(Gegeven tekst)
⟨
En dat komt in de vorm van de 250 cc Sprite. Het 250cc motorblok heeft nog steeds dezelfde slag als de Catria, maar inmiddels een boring van 74 mm! Verder kon de fabriek niet gaan, want de zuiger zit al bijna tegen de trekbouten aan! Vermogen: 16.5 pk bij 7500 toeren, compressie 8.5 : 1, gewicht 108 kg en een top van 140 km/uur. Nieuw is de 5-versnellingsbak voor de 125 en de 250 cc. De 125cc Imperiale Sport Special met 10 pk en een top van 125 km/h, ziet er exact uit als de 250 cc Sprite. Enige verschil in beide uitvoeringen is aantal cc , dunnere spaken, kleinere achterband en verder de prijs. In Nederland kost in 1967 de Imperiale Sport Special f 1695.- en de 250 cc Sprite f 2495.-. Waarom importeur Henk Vink zo’n groot verschil in prijs aanbrengt is onduidelijk Alleen in de meest eenvoudige 125 cc Imperiale wordt nog een 4-bak geleverd voor binnenlands gebruik. Verder voert de fabriek t.a.v. Amerika een heel ander beleid. Daar kan men tot het laatst kiezen uit 125 cc, 200 cc en 250 cc en met naar keuze een 4- of 5- bak. De modellen in Amerika zijn ook “Amerikaans”, d.w.z. andere (bolle) tank, buddyseat in plaatwerk, hoog stuur en een country model met naar boven lopende uitlaat, de Benelli 250cc Metisse Super Sport.
⟩
(Uittreksels uit records)
⟨
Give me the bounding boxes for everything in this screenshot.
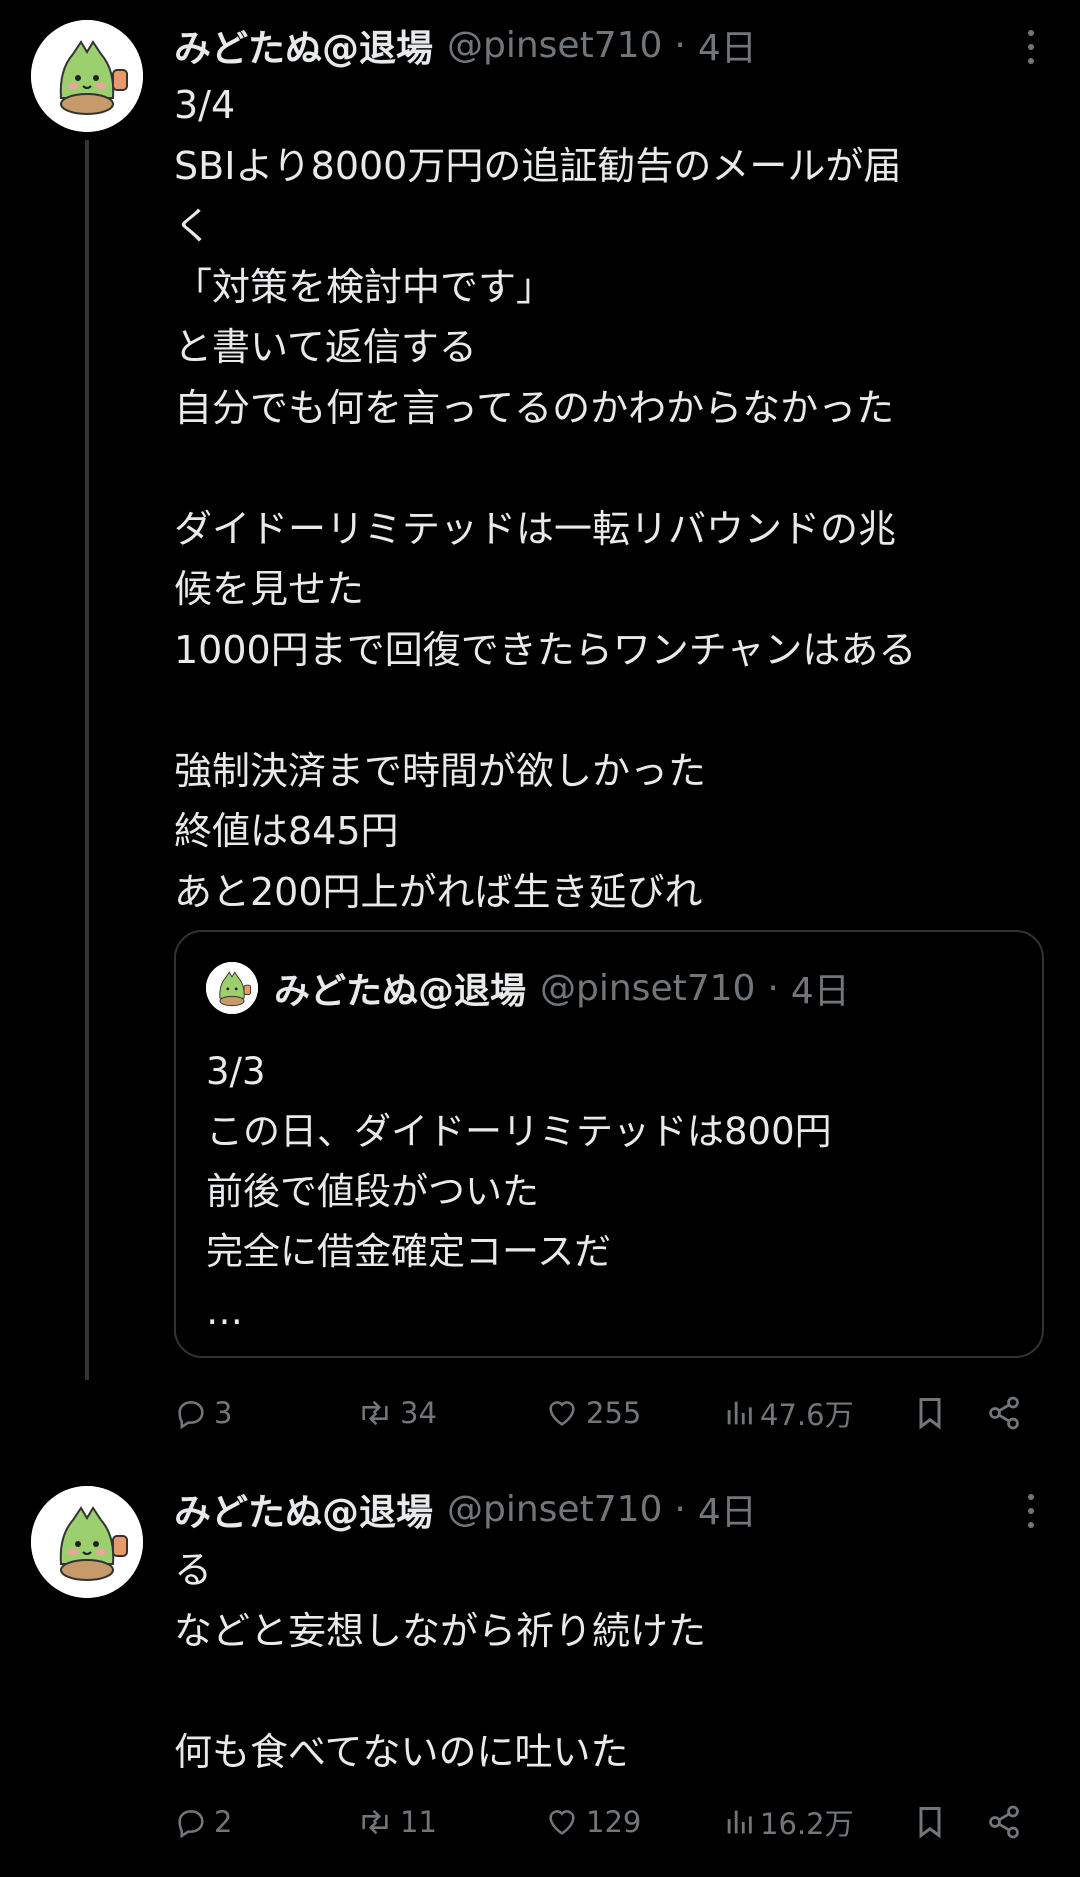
action-bar: 2 11 129 16.2万: [174, 1797, 1054, 1847]
reply-count: 2: [214, 1805, 233, 1839]
text-line: 何も食べてないのに吐いた: [174, 1729, 629, 1774]
views-icon: [727, 1401, 752, 1425]
retweet-button[interactable]: 34: [356, 1388, 437, 1438]
quoted-tweet[interactable]: みどたぬ@退場 @pinset710 · 4日 3/3 この日、ダイドーリミテッ…: [174, 930, 1044, 1358]
like-button[interactable]: 129: [544, 1797, 641, 1847]
author-name[interactable]: みどたぬ@退場: [174, 18, 433, 72]
retweet-count: 11: [400, 1805, 437, 1839]
thread-line: [85, 140, 89, 1380]
reply-icon: [178, 1401, 204, 1430]
tweet-text: 3/4 SBIより8000万円の追証勧告のメールが届 く 「対策を検討中です」 …: [174, 75, 1054, 922]
like-count: 255: [586, 1396, 642, 1430]
separator: ·: [674, 1488, 686, 1530]
text-line: 自分でも何を言ってるのかわからなかった: [174, 385, 895, 430]
tweet-header: みどたぬ@退場 @pinset710 · 4日: [174, 1482, 1080, 1536]
share-button[interactable]: [986, 1388, 1022, 1438]
views-icon: [727, 1810, 752, 1834]
share-icon: [989, 1396, 1019, 1430]
text-line: る: [174, 1548, 213, 1592]
quote-author-handle: @pinset710: [540, 967, 756, 1009]
author-name[interactable]: みどたぬ@退場: [174, 1482, 433, 1536]
heart-icon: [549, 1401, 575, 1426]
reply-button[interactable]: 3: [174, 1388, 232, 1438]
text-line: 1000円まで回復できたらワンチャンはある: [174, 627, 917, 672]
text-line: この日、ダイドーリミテッドは800円: [206, 1110, 832, 1153]
text-line: などと妄想しながら祈り続けた: [174, 1608, 707, 1653]
more-icon[interactable]: [1028, 30, 1040, 64]
like-button[interactable]: 255: [544, 1388, 641, 1438]
more-icon[interactable]: [1028, 1494, 1040, 1528]
like-count: 129: [586, 1805, 642, 1839]
text-line: 強制決済まで時間が欲しかった: [174, 748, 707, 793]
separator: ·: [767, 967, 779, 1009]
text-line: く: [174, 204, 213, 248]
retweet-count: 34: [400, 1396, 437, 1430]
retweet-icon: [362, 1809, 388, 1835]
reply-icon: [178, 1810, 204, 1839]
text-line: 候を見せた: [174, 567, 365, 611]
text-line: 前後で値段がついた: [206, 1170, 539, 1213]
avatar[interactable]: [31, 20, 143, 132]
retweet-icon: [362, 1400, 388, 1426]
text-line: SBIより8000万円の追証勧告のメールが届: [174, 143, 902, 188]
bookmark-button[interactable]: [914, 1388, 946, 1438]
tweet-text: る などと妄想しながら祈り続けた 何も食べてないのに吐いた: [174, 1540, 1054, 1782]
text-line: [174, 438, 1054, 499]
text-line: [174, 680, 1054, 741]
text-line: 3/4: [174, 83, 236, 127]
text-line: [174, 1661, 1054, 1722]
tweet-header: みどたぬ@退場 @pinset710 · 4日: [174, 18, 1080, 72]
tweet[interactable]: みどたぬ@退場 @pinset710 · 4日 る などと妄想しながら祈り続けた…: [0, 1460, 1080, 1877]
views-button[interactable]: 16.2万: [724, 1797, 854, 1847]
text-line: と書いて返信する: [174, 325, 477, 369]
tanuki-avatar-icon: [31, 1486, 143, 1598]
text-line: 「対策を検討中です」: [174, 264, 555, 309]
quote-avatar: [206, 962, 258, 1014]
text-line: あと200円上がれば生き延びれ: [174, 869, 703, 914]
bookmark-icon: [919, 1807, 941, 1839]
tanuki-avatar-icon: [31, 20, 143, 132]
avatar[interactable]: [31, 1486, 143, 1598]
quote-text: 3/3 この日、ダイドーリミテッドは800円 前後で値段がついた 完全に借金確定…: [206, 1042, 832, 1342]
reply-count: 3: [214, 1396, 233, 1430]
author-handle[interactable]: @pinset710: [447, 1489, 662, 1530]
heart-icon: [549, 1810, 575, 1835]
text-line: 終値は845円: [174, 809, 399, 853]
bookmark-button[interactable]: [914, 1797, 946, 1847]
timestamp[interactable]: 4日: [698, 19, 757, 71]
quote-header: みどたぬ@退場 @pinset710 · 4日: [274, 962, 850, 1014]
share-button[interactable]: [986, 1797, 1022, 1847]
reply-button[interactable]: 2: [174, 1797, 232, 1847]
share-icon: [989, 1805, 1019, 1839]
retweet-button[interactable]: 11: [356, 1797, 437, 1847]
bookmark-icon: [919, 1398, 941, 1430]
view-count: 47.6万: [760, 1398, 854, 1432]
view-count: 16.2万: [760, 1807, 854, 1841]
text-line: 3/3: [206, 1050, 266, 1093]
author-handle[interactable]: @pinset710: [447, 25, 662, 66]
timestamp[interactable]: 4日: [698, 1483, 757, 1535]
quote-author-name: みどたぬ@退場: [274, 971, 527, 1012]
views-button[interactable]: 47.6万: [724, 1388, 854, 1438]
text-line: ダイドーリミテッドは一転リバウンドの兆: [174, 506, 897, 551]
tanuki-avatar-icon: [206, 962, 258, 1014]
text-line: 完全に借金確定コースだ: [206, 1230, 612, 1273]
separator: ·: [674, 24, 686, 66]
text-line: …: [206, 1290, 243, 1333]
action-bar: 3 34 255 47.6万: [174, 1388, 1054, 1438]
quote-timestamp: 4日: [790, 971, 850, 1012]
tweet[interactable]: みどたぬ@退場 @pinset710 · 4日 3/4 SBIより8000万円の…: [0, 0, 1080, 1460]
⟩
(Opdracht) Neem de tekst over de Benelli Sprite hierboven alstublieft volledig en woord voor woord over.

(Antwoord)
En dat komt in de vorm van de 250 cc Sprite. Het 250cc motorblok heeft nog steeds dezelfde slag als de Catria, maar inmiddels een boring van 74 mm! Verder kon de fabriek niet gaan, want de zuiger zit al bijna tegen de trekbouten aan! Vermogen: 16.5 pk bij 7500 toeren, compressie 8.5 : 1, gewicht 108 kg en een top van 140 km/uur. Nieuw is de 5-versnellingsbak voor de 125 en de 250 cc. De 125cc Imperiale Sport Special met 10 pk en een top van 125 km/h, ziet er exact uit als de 250 cc Sprite. Enige verschil in beide uitvoeringen is aantal cc , dunnere spaken, kleinere achterband en verder de prijs. In Nederland kost in 1967 de Imperiale Sport Special f 1695.- en de 250 cc Sprite f 2495.-. Waarom importeur Henk Vink zo’n groot verschil in prijs aanbrengt is onduidelijk Alleen in de meest eenvoudige 125 cc Imperiale wordt nog een 4-bak geleverd voor binnenlands gebruik. Verder voert de fabriek t.a.v. Amerika een heel ander beleid. Daar kan men tot het laatst kiezen uit 125 cc, 200 cc en 250 cc en met naar keuze een 4- of 5- bak. De modellen in Amerika zijn ook “Amerikaans”, d.w.z. andere (bolle) tank, buddyseat in plaatwerk, hoog stuur en een country model met naar boven lopende uitlaat, de Benelli 250cc Metisse Super Sport.